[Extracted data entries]
────────────────────

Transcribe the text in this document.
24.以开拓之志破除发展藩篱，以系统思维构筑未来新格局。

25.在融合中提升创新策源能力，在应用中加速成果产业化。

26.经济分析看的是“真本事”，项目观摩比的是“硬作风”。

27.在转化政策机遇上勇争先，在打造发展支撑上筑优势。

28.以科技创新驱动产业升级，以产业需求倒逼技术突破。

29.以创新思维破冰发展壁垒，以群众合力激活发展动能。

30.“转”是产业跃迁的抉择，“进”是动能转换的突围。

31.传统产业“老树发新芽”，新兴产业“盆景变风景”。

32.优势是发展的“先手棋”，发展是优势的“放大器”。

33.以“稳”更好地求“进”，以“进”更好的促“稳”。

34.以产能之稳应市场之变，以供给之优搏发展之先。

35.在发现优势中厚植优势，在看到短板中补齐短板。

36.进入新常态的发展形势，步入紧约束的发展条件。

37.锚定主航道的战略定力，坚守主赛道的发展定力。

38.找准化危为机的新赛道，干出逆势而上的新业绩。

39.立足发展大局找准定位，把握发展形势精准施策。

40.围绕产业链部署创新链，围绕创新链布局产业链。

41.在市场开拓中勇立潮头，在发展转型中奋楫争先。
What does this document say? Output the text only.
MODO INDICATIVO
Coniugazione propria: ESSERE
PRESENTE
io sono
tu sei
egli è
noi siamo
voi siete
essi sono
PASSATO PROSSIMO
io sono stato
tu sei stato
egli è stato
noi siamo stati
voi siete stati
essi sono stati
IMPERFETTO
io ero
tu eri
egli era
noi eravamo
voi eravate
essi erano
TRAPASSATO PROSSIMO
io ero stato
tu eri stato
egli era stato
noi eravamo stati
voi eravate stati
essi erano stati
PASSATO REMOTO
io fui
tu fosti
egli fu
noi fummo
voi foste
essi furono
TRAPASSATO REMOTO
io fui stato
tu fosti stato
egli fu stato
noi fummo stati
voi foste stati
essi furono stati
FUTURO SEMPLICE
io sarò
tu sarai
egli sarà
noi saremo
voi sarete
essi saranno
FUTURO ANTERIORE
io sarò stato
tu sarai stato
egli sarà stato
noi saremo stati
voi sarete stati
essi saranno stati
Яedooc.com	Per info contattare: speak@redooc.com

────────────────────

Work instructions: Count the lines of the listing above that include the word "text" and state the total with nothing else.

Solution: 2